** START Records provided **

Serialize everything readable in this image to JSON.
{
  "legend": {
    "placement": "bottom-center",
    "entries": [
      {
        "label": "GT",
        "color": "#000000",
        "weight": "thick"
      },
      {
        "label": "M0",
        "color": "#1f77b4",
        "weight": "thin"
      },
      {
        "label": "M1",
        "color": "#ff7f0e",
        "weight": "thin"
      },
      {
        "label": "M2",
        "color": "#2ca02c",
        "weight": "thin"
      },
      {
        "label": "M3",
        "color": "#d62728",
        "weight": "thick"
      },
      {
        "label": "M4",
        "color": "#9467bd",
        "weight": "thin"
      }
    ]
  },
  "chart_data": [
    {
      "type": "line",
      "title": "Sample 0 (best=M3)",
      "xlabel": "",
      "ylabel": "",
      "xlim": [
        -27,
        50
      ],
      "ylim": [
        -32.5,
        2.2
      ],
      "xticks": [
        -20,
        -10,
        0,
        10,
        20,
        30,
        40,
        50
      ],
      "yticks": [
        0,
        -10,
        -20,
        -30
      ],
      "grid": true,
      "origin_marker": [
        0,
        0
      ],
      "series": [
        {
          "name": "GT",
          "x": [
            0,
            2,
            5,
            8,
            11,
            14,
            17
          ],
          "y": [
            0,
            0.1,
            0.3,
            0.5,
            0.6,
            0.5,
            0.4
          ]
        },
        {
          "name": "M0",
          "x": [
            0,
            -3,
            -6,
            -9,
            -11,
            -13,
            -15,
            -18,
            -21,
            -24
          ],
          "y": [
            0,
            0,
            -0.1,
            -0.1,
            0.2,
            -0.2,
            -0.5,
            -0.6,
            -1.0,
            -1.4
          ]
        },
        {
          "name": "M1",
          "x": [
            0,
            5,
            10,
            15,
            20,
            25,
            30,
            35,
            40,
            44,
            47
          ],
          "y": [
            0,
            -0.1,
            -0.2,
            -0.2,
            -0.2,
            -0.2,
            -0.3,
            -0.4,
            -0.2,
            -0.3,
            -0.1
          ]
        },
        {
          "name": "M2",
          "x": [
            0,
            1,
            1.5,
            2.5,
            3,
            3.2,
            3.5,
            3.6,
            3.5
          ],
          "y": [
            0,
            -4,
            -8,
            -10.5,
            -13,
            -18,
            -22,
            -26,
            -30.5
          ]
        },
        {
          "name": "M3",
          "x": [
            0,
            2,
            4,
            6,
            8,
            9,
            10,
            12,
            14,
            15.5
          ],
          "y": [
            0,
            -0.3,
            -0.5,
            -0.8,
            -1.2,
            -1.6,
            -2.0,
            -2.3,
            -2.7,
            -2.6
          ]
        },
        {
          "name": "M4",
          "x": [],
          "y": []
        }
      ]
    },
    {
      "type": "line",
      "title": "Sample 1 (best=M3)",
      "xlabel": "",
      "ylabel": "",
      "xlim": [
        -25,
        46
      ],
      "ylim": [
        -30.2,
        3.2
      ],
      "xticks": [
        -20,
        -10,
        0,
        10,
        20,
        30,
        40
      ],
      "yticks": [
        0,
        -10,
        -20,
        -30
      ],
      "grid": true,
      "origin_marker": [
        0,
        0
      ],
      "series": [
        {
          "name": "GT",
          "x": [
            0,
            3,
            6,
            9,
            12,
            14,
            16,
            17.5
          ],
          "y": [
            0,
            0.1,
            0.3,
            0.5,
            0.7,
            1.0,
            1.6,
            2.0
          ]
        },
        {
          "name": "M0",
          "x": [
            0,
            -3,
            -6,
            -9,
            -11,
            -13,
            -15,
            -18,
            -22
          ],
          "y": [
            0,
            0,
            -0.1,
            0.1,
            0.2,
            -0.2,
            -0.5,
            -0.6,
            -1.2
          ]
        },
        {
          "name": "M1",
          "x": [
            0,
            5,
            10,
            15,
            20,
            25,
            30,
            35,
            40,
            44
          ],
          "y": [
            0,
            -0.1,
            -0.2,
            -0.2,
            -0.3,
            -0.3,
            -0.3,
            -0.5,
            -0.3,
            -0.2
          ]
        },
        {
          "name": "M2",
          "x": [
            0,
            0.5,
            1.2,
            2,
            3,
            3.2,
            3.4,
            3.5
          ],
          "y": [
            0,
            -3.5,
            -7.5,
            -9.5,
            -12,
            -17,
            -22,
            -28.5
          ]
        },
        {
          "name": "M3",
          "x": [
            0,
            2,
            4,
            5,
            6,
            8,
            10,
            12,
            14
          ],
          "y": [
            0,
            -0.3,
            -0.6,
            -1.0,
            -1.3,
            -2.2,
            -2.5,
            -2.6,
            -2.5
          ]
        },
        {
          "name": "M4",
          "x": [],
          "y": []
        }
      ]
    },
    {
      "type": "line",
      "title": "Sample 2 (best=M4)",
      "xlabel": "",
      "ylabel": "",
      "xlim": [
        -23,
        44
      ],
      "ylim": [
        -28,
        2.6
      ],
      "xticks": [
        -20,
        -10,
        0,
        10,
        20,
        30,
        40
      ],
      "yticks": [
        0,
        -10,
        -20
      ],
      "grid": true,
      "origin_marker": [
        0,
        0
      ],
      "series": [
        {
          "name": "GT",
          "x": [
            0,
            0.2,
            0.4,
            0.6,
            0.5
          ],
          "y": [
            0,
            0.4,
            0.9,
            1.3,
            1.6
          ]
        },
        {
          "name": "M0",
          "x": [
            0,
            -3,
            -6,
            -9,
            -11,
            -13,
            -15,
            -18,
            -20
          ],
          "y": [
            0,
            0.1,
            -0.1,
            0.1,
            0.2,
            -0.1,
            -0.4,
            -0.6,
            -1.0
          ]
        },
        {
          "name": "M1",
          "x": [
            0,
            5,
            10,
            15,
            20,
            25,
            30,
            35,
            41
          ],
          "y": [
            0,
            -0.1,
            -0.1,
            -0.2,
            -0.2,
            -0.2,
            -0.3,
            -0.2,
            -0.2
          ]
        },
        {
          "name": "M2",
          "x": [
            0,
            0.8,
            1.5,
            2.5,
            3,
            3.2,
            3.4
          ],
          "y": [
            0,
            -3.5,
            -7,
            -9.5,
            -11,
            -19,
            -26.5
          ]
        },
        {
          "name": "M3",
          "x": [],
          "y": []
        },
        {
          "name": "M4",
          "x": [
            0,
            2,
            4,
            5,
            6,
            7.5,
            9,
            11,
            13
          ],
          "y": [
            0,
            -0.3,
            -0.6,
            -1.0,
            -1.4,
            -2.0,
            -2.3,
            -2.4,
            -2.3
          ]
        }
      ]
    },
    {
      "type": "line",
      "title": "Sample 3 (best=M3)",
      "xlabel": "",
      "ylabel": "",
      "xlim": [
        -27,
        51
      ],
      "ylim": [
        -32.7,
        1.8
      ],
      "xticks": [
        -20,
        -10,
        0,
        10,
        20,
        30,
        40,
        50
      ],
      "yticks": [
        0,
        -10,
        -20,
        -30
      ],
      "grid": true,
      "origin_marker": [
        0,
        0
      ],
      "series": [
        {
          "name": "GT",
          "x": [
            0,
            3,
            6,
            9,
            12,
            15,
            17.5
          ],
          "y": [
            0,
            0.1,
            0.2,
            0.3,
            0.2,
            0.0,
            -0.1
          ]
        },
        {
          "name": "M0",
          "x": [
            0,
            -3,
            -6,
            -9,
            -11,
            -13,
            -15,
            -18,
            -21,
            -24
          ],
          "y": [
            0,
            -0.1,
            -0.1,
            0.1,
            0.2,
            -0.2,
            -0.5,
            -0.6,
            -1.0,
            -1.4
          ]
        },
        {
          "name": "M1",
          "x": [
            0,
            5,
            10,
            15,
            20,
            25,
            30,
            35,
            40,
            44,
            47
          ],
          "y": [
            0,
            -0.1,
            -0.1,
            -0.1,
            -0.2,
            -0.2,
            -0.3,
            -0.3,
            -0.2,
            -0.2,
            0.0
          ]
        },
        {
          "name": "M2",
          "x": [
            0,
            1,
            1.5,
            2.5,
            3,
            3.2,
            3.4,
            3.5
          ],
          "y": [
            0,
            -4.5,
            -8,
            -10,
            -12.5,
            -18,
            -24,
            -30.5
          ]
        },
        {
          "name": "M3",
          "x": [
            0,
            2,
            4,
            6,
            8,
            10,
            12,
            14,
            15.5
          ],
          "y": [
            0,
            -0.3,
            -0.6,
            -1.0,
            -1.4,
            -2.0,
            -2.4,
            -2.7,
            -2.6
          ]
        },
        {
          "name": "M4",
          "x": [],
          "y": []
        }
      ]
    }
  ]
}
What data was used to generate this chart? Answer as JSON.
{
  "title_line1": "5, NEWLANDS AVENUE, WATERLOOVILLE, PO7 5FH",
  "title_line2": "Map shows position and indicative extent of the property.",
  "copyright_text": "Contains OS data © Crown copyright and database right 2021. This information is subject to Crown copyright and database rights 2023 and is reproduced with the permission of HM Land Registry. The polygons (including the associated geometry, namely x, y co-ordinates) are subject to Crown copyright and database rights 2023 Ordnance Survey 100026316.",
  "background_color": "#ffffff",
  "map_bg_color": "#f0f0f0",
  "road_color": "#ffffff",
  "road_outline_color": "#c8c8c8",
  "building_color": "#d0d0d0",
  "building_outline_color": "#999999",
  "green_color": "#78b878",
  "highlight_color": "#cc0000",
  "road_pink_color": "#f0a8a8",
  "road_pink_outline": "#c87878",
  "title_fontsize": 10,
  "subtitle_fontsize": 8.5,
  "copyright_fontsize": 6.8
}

** END Records provided **

Your goal = Gather all lines of the records that include the word "Sample".

The result =
      "title": "Sample 0 (best=M3)",
      "title": "Sample 1 (best=M3)",
      "title": "Sample 2 (best=M4)",
      "title": "Sample 3 (best=M3)",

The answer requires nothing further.